• [Direction]
Keep the pictures out and restate every record exactly.

• [Dataset]
## start
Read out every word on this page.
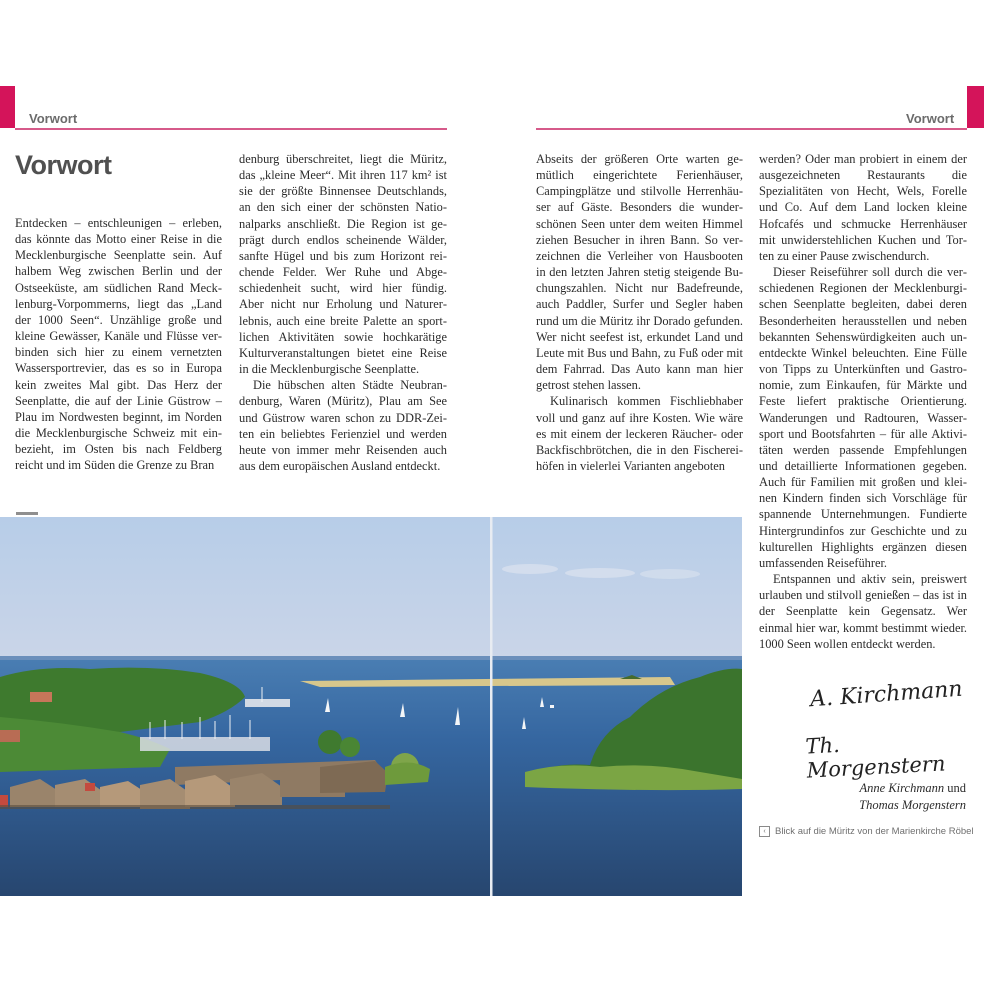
Vorwort	Vorwort
Vorwort

Entdecken – entschleunigen – erleben, das könnte das Motto einer Reise in die Mecklenburgische Seenplatte sein. Auf halbem Weg zwischen Berlin und der Ostseeküste, am südlichen Rand Mecklenburg-Vorpommerns, liegt das „Land der 1000 Seen“. Unzählige große und kleine Gewässer, Kanäle und Flüsse verbinden sich hier zu einem vernetzten Wassersportrevier, das es so in Europa kein zweites Mal gibt. Das Herz der Seenplatte, die auf der Linie Güstrow – Plau im Nordwesten beginnt, im Norden die Mecklenburgische Schweiz mit einbezieht, im Osten bis nach Feldberg reicht und im Süden die Grenze zu Bran

denburg überschreitet, liegt die Müritz, das „kleine Meer“. Mit ihren 117 km² ist sie der größte Binnensee Deutschlands, an den sich einer der schönsten Nationalparks anschließt. Die Region ist geprägt durch endlos scheinende Wälder, sanfte Hügel und bis zum Horizont reichende Felder. Wer Ruhe und Abgeschiedenheit sucht, wird hier fündig. Aber nicht nur Erholung und Naturerlebnis, auch eine breite Palette an sportlichen Aktivitäten sowie hochkarätige Kulturveranstaltungen bietet eine Reise in die Mecklenburgische Seenplatte.

Die hübschen alten Städte Neubrandenburg, Waren (Müritz), Plau am See und Güstrow waren schon zu DDR-Zeiten ein beliebtes Ferienziel und werden heute von immer mehr Reisenden auch aus dem europäischen Ausland entdeckt.

Abseits der größeren Orte warten gemütlich eingerichtete Ferienhäuser, Campingplätze und stilvolle Herrenhäuser auf Gäste. Besonders die wunderschönen Seen unter dem weiten Himmel ziehen Besucher in ihren Bann. So verzeichnen die Verleiher von Hausbooten in den letzten Jahren stetig steigende Buchungszahlen. Nicht nur Badefreunde, auch Paddler, Surfer und Segler haben rund um die Müritz ihr Dorado gefunden. Wer nicht seefest ist, erkundet Land und Leute mit Bus und Bahn, zu Fuß oder mit dem Fahrrad. Das Auto kann man hier getrost stehen lassen.

Kulinarisch kommen Fischliebhaber voll und ganz auf ihre Kosten. Wie wäre es mit einem der leckeren Räucher- oder Backfischbrötchen, die in den Fischereihöfen in vielerlei Varianten angeboten

werden? Oder man probiert in einem der ausgezeichneten Restaurants die Spezialitäten von Hecht, Wels, Forelle und Co. Auf dem Land locken kleine Hofcafés und schmucke Herrenhäuser mit unwiderstehlichen Kuchen und Torten zu einer Pause zwischendurch.

Dieser Reiseführer soll durch die verschiedenen Regionen der Mecklenburgischen Seenplatte begleiten, dabei deren Besonderheiten herausstellen und neben bekannten Sehenswürdigkeiten auch unentdeckte Winkel beleuchten. Eine Fülle von Tipps zu Unterkünften und Gastronomie, zum Einkaufen, für Märkte und Feste liefert praktische Orientierung. Wanderungen und Radtouren, Wassersport und Bootsfahrten – für alle Aktivitäten werden passende Empfehlungen und detaillierte Informationen gegeben. Auch für Familien mit großen und kleinen Kindern finden sich Vorschläge für spannende Unternehmungen. Fundierte Hintergrundinfos zur Geschichte und zu kulturellen Highlights ergänzen diesen umfassenden Reiseführer.

Entspannen und aktiv sein, preiswert urlauben und stilvoll genießen – das ist in der Seenplatte kein Gegensatz. Wer einmal hier war, kommt bestimmt wieder. 1000 Seen wollen entdeckt werden.

A. Kirchmann
Th. Morgenstern
Anne Kirchmann und
Thomas Morgenstern
‹ Blick auf die Müritz von der Marienkirche Röbel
## end
• [Task solution]
Read out every word on this page.
Vorwort	Vorwort
Vorwort

Entdecken – entschleunigen – erleben, das könnte das Motto einer Reise in die Mecklenburgische Seenplatte sein. Auf halbem Weg zwischen Berlin und der Ostseeküste, am südlichen Rand Mecklenburg-Vorpommerns, liegt das „Land der 1000 Seen“. Unzählige große und kleine Gewässer, Kanäle und Flüsse verbinden sich hier zu einem vernetzten Wassersportrevier, das es so in Europa kein zweites Mal gibt. Das Herz der Seenplatte, die auf der Linie Güstrow – Plau im Nordwesten beginnt, im Norden die Mecklenburgische Schweiz mit einbezieht, im Osten bis nach Feldberg reicht und im Süden die Grenze zu Bran

denburg überschreitet, liegt die Müritz, das „kleine Meer“. Mit ihren 117 km² ist sie der größte Binnensee Deutschlands, an den sich einer der schönsten Nationalparks anschließt. Die Region ist geprägt durch endlos scheinende Wälder, sanfte Hügel und bis zum Horizont reichende Felder. Wer Ruhe und Abgeschiedenheit sucht, wird hier fündig. Aber nicht nur Erholung und Naturerlebnis, auch eine breite Palette an sportlichen Aktivitäten sowie hochkarätige Kulturveranstaltungen bietet eine Reise in die Mecklenburgische Seenplatte.

Die hübschen alten Städte Neubrandenburg, Waren (Müritz), Plau am See und Güstrow waren schon zu DDR-Zeiten ein beliebtes Ferienziel und werden heute von immer mehr Reisenden auch aus dem europäischen Ausland entdeckt.

Abseits der größeren Orte warten gemütlich eingerichtete Ferienhäuser, Campingplätze und stilvolle Herrenhäuser auf Gäste. Besonders die wunderschönen Seen unter dem weiten Himmel ziehen Besucher in ihren Bann. So verzeichnen die Verleiher von Hausbooten in den letzten Jahren stetig steigende Buchungszahlen. Nicht nur Badefreunde, auch Paddler, Surfer und Segler haben rund um die Müritz ihr Dorado gefunden. Wer nicht seefest ist, erkundet Land und Leute mit Bus und Bahn, zu Fuß oder mit dem Fahrrad. Das Auto kann man hier getrost stehen lassen.

Kulinarisch kommen Fischliebhaber voll und ganz auf ihre Kosten. Wie wäre es mit einem der leckeren Räucher- oder Backfischbrötchen, die in den Fischereihöfen in vielerlei Varianten angeboten

werden? Oder man probiert in einem der ausgezeichneten Restaurants die Spezialitäten von Hecht, Wels, Forelle und Co. Auf dem Land locken kleine Hofcafés und schmucke Herrenhäuser mit unwiderstehlichen Kuchen und Torten zu einer Pause zwischendurch.

Dieser Reiseführer soll durch die verschiedenen Regionen der Mecklenburgischen Seenplatte begleiten, dabei deren Besonderheiten herausstellen und neben bekannten Sehenswürdigkeiten auch unentdeckte Winkel beleuchten. Eine Fülle von Tipps zu Unterkünften und Gastronomie, zum Einkaufen, für Märkte und Feste liefert praktische Orientierung. Wanderungen und Radtouren, Wassersport und Bootsfahrten – für alle Aktivitäten werden passende Empfehlungen und detaillierte Informationen gegeben. Auch für Familien mit großen und kleinen Kindern finden sich Vorschläge für spannende Unternehmungen. Fundierte Hintergrundinfos zur Geschichte und zu kulturellen Highlights ergänzen diesen umfassenden Reiseführer.

Entspannen und aktiv sein, preiswert urlauben und stilvoll genießen – das ist in der Seenplatte kein Gegensatz. Wer einmal hier war, kommt bestimmt wieder. 1000 Seen wollen entdeckt werden.

A. Kirchmann
Th. Morgenstern
Anne Kirchmann und
Thomas Morgenstern
‹ Blick auf die Müritz von der Marienkirche Röbel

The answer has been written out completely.